## DESCRIPTION OF THE TASK:
Write out each line exactly as given. Leave the pictures out of your copy.

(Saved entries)
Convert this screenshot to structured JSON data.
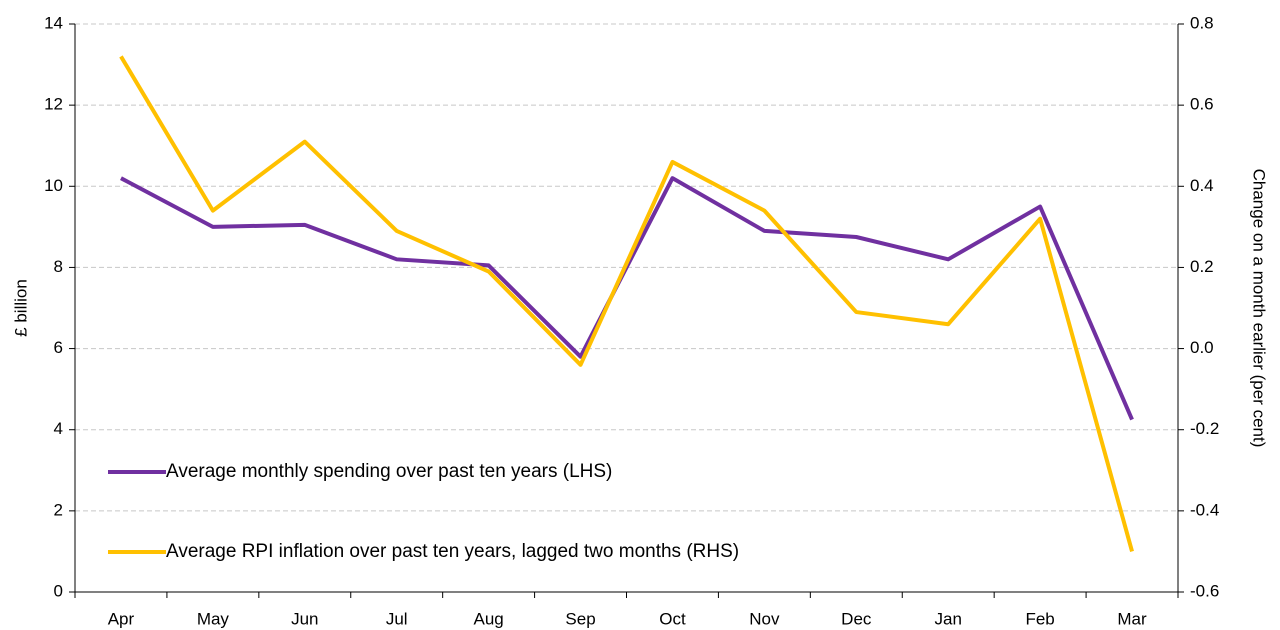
{
  "chart_data": {
    "type": "line",
    "y_label": "£ billion",
    "y2_label": "Change on a month earlier (per cent)",
    "categories": [
      "Apr",
      "May",
      "Jun",
      "Jul",
      "Aug",
      "Sep",
      "Oct",
      "Nov",
      "Dec",
      "Jan",
      "Feb",
      "Mar"
    ],
    "series": [
      {
        "name": "Average monthly spending over past ten years (LHS)",
        "color": "#7030a0",
        "values": [
          10.2,
          9.0,
          9.05,
          8.2,
          8.05,
          5.8,
          10.2,
          8.9,
          8.75,
          8.2,
          9.5,
          4.25
        ]
      },
      {
        "name": "Average RPI inflation over past ten years, lagged two months (RHS)",
        "color": "#ffc000",
        "axis": "y2",
        "values": [
          0.72,
          0.34,
          0.51,
          0.29,
          0.19,
          -0.04,
          0.46,
          0.34,
          0.09,
          0.06,
          0.32,
          -0.5
        ]
      }
    ],
    "ylim": [
      0,
      14
    ],
    "yticks": [
      0,
      2,
      4,
      6,
      8,
      10,
      12,
      14
    ],
    "y2lim": [
      -0.6,
      0.8
    ],
    "y2ticks": [
      -0.6,
      -0.4,
      -0.2,
      {
        "value": 0,
        "label": "0.0"
      },
      0.2,
      0.4,
      0.6,
      0.8
    ],
    "grid": true,
    "legend": "lower left"
  }
}
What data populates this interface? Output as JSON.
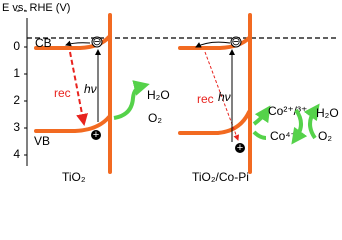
{
  "axis": {
    "label": "E vs. RHE (V)",
    "ticks": [
      "-",
      "0",
      "1",
      "2",
      "3",
      "4"
    ]
  },
  "left_panel": {
    "cb": "CB",
    "vb": "VB",
    "rec": "rec",
    "hv": "hν",
    "electron": "⊖",
    "hole": "+",
    "reactant": "H₂O",
    "product": "O₂",
    "label": "TiO₂"
  },
  "right_panel": {
    "rec": "rec",
    "hv": "hν",
    "electron": "⊖",
    "hole": "+",
    "cocatalyst_low": "Co²⁺/³⁺",
    "cocatalyst_high": "Co⁴⁺",
    "reactant": "H₂O",
    "product": "O₂",
    "label": "TiO₂/Co-Pi"
  }
}
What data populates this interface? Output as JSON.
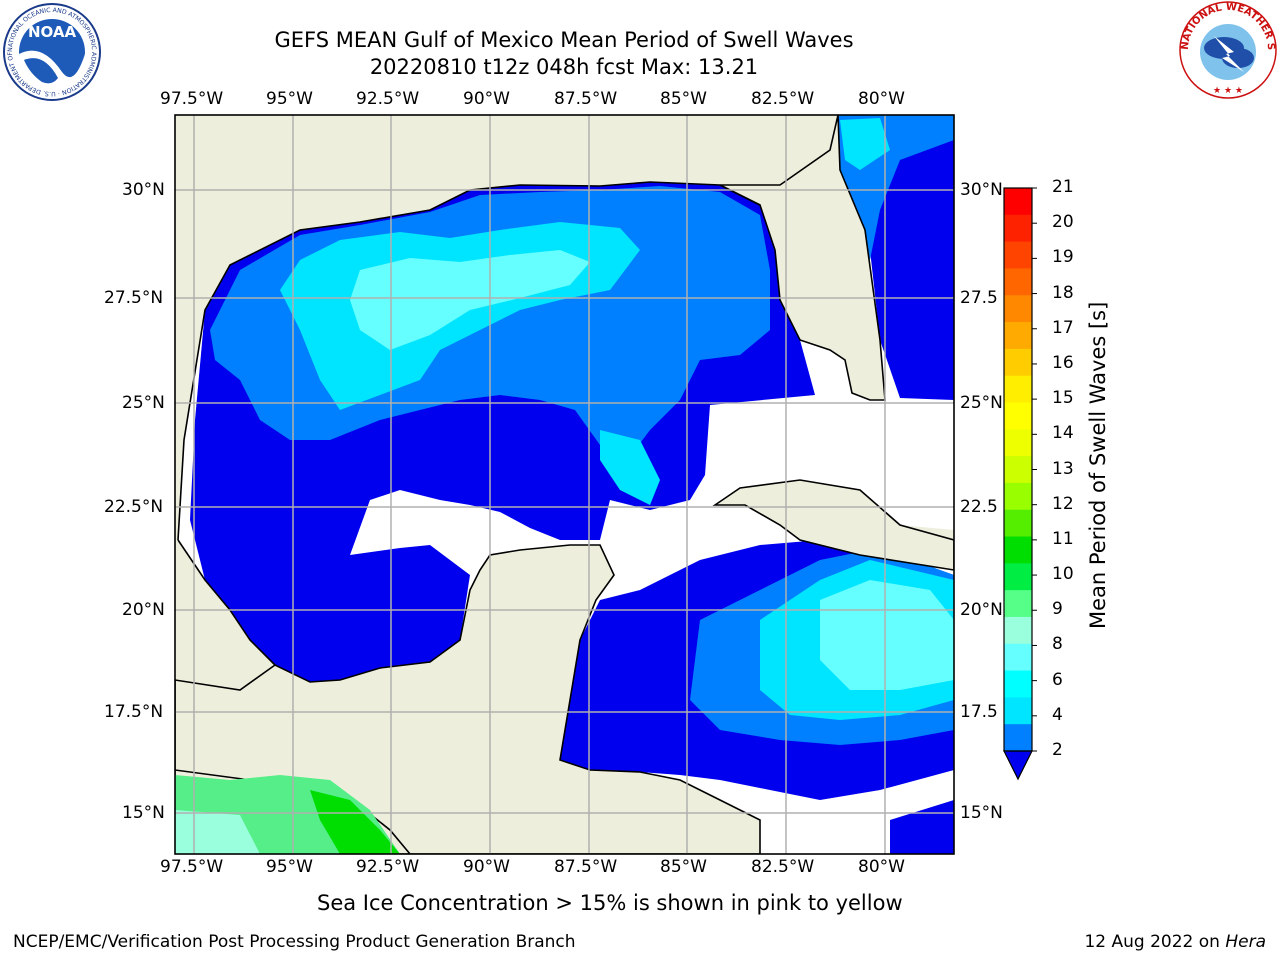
{
  "title_line1": "GEFS MEAN Gulf of Mexico Mean Period of Swell Waves",
  "title_line2": "20220810 t12z 048h fcst   Max: 13.21",
  "logos": {
    "noaa_text": "NOAA",
    "noaa_ring": "NATIONAL OCEANIC AND ATMOSPHERIC ADMINISTRATION · U.S. DEPARTMENT OF COMMERCE",
    "nws_ring": "NATIONAL WEATHER SERVICE"
  },
  "map": {
    "lon_labels": [
      "97.5°W",
      "95°W",
      "92.5°W",
      "90°W",
      "87.5°W",
      "85°W",
      "82.5°W",
      "80°W"
    ],
    "lat_labels_left": [
      "30°N",
      "27.5°N",
      "25°N",
      "22.5°N",
      "20°N",
      "17.5°N",
      "15°N"
    ],
    "lat_labels_right": [
      "30°N",
      "27.5",
      "25°N",
      "22.5",
      "20°N",
      "17.5",
      "15°N"
    ],
    "colors": {
      "land": "#eeeedd",
      "ocean_nodata": "#ffffff",
      "grid": "#b0b0b0"
    }
  },
  "colorbar": {
    "title": "Mean Period of Swell Waves [s]",
    "ticks": [
      "21",
      "20",
      "19",
      "18",
      "17",
      "16",
      "15",
      "14",
      "13",
      "12",
      "11",
      "10",
      "9",
      "8",
      "6",
      "4",
      "2"
    ],
    "colors": [
      "#ff0000",
      "#ff2200",
      "#ff4400",
      "#ff6600",
      "#ff8800",
      "#ffaa00",
      "#ffcc00",
      "#ffee00",
      "#ffff00",
      "#eeff00",
      "#ccff00",
      "#99ff00",
      "#55ee00",
      "#00dd00",
      "#00ee44",
      "#55ff88",
      "#99ffdd",
      "#66ffff",
      "#00ffff",
      "#00e5ff",
      "#0080ff"
    ],
    "under_color": "#0000ee"
  },
  "note": "Sea Ice Concentration > 15% is shown in pink to yellow",
  "footer_left": "NCEP/EMC/Verification Post Processing Product Generation Branch",
  "footer_right_date": "12 Aug 2022 on ",
  "footer_right_host": "Hera"
}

## OUTPUT FOR THIS TASK:
Convert this screenshot to structured JSON data.
{
  "chart_data": {
    "type": "line",
    "y_label": "£ billion",
    "y2_label": "Change on a month earlier (per cent)",
    "categories": [
      "Apr",
      "May",
      "Jun",
      "Jul",
      "Aug",
      "Sep",
      "Oct",
      "Nov",
      "Dec",
      "Jan",
      "Feb",
      "Mar"
    ],
    "series": [
      {
        "name": "Average monthly spending over past ten years (LHS)",
        "color": "#7030a0",
        "values": [
          10.2,
          9.0,
          9.05,
          8.2,
          8.05,
          5.8,
          10.2,
          8.9,
          8.75,
          8.2,
          9.5,
          4.25
        ]
      },
      {
        "name": "Average RPI inflation over past ten years, lagged two months (RHS)",
        "color": "#ffc000",
        "axis": "y2",
        "values": [
          0.72,
          0.34,
          0.51,
          0.29,
          0.19,
          -0.04,
          0.46,
          0.34,
          0.09,
          0.06,
          0.32,
          -0.5
        ]
      }
    ],
    "ylim": [
      0,
      14
    ],
    "yticks": [
      0,
      2,
      4,
      6,
      8,
      10,
      12,
      14
    ],
    "y2lim": [
      -0.6,
      0.8
    ],
    "y2ticks": [
      -0.6,
      -0.4,
      -0.2,
      {
        "value": 0,
        "label": "0.0"
      },
      0.2,
      0.4,
      0.6,
      0.8
    ],
    "grid": true,
    "legend": "lower left"
  }
}
What data populates this interface? Output as JSON.
{
  "axis": {
    "label": "E vs. RHE (V)",
    "ticks": [
      "-",
      "0",
      "1",
      "2",
      "3",
      "4"
    ]
  },
  "left_panel": {
    "cb": "CB",
    "vb": "VB",
    "rec": "rec",
    "hv": "hν",
    "electron": "⊖",
    "hole": "+",
    "reactant": "H₂O",
    "product": "O₂",
    "label": "TiO₂"
  },
  "right_panel": {
    "rec": "rec",
    "hv": "hν",
    "electron": "⊖",
    "hole": "+",
    "cocatalyst_low": "Co²⁺/³⁺",
    "cocatalyst_high": "Co⁴⁺",
    "reactant": "H₂O",
    "product": "O₂",
    "label": "TiO₂/Co-Pi"
  }
}
What data populates this interface? Output as JSON.
{
  "title_line1": "GEFS MEAN Gulf of Mexico Mean Period of Swell Waves",
  "title_line2": "20220810 t12z 048h fcst   Max: 13.21",
  "logos": {
    "noaa_text": "NOAA",
    "noaa_ring": "NATIONAL OCEANIC AND ATMOSPHERIC ADMINISTRATION · U.S. DEPARTMENT OF COMMERCE",
    "nws_ring": "NATIONAL WEATHER SERVICE"
  },
  "map": {
    "lon_labels": [
      "97.5°W",
      "95°W",
      "92.5°W",
      "90°W",
      "87.5°W",
      "85°W",
      "82.5°W",
      "80°W"
    ],
    "lat_labels_left": [
      "30°N",
      "27.5°N",
      "25°N",
      "22.5°N",
      "20°N",
      "17.5°N",
      "15°N"
    ],
    "lat_labels_right": [
      "30°N",
      "27.5",
      "25°N",
      "22.5",
      "20°N",
      "17.5",
      "15°N"
    ],
    "colors": {
      "land": "#eeeedd",
      "ocean_nodata": "#ffffff",
      "grid": "#b0b0b0"
    }
  },
  "colorbar": {
    "title": "Mean Period of Swell Waves [s]",
    "ticks": [
      "21",
      "20",
      "19",
      "18",
      "17",
      "16",
      "15",
      "14",
      "13",
      "12",
      "11",
      "10",
      "9",
      "8",
      "6",
      "4",
      "2"
    ],
    "colors": [
      "#ff0000",
      "#ff2200",
      "#ff4400",
      "#ff6600",
      "#ff8800",
      "#ffaa00",
      "#ffcc00",
      "#ffee00",
      "#ffff00",
      "#eeff00",
      "#ccff00",
      "#99ff00",
      "#55ee00",
      "#00dd00",
      "#00ee44",
      "#55ff88",
      "#99ffdd",
      "#66ffff",
      "#00ffff",
      "#00e5ff",
      "#0080ff"
    ],
    "under_color": "#0000ee"
  },
  "note": "Sea Ice Concentration > 15% is shown in pink to yellow",
  "footer_left": "NCEP/EMC/Verification Post Processing Product Generation Branch",
  "footer_right_date": "12 Aug 2022 on ",
  "footer_right_host": "Hera"
}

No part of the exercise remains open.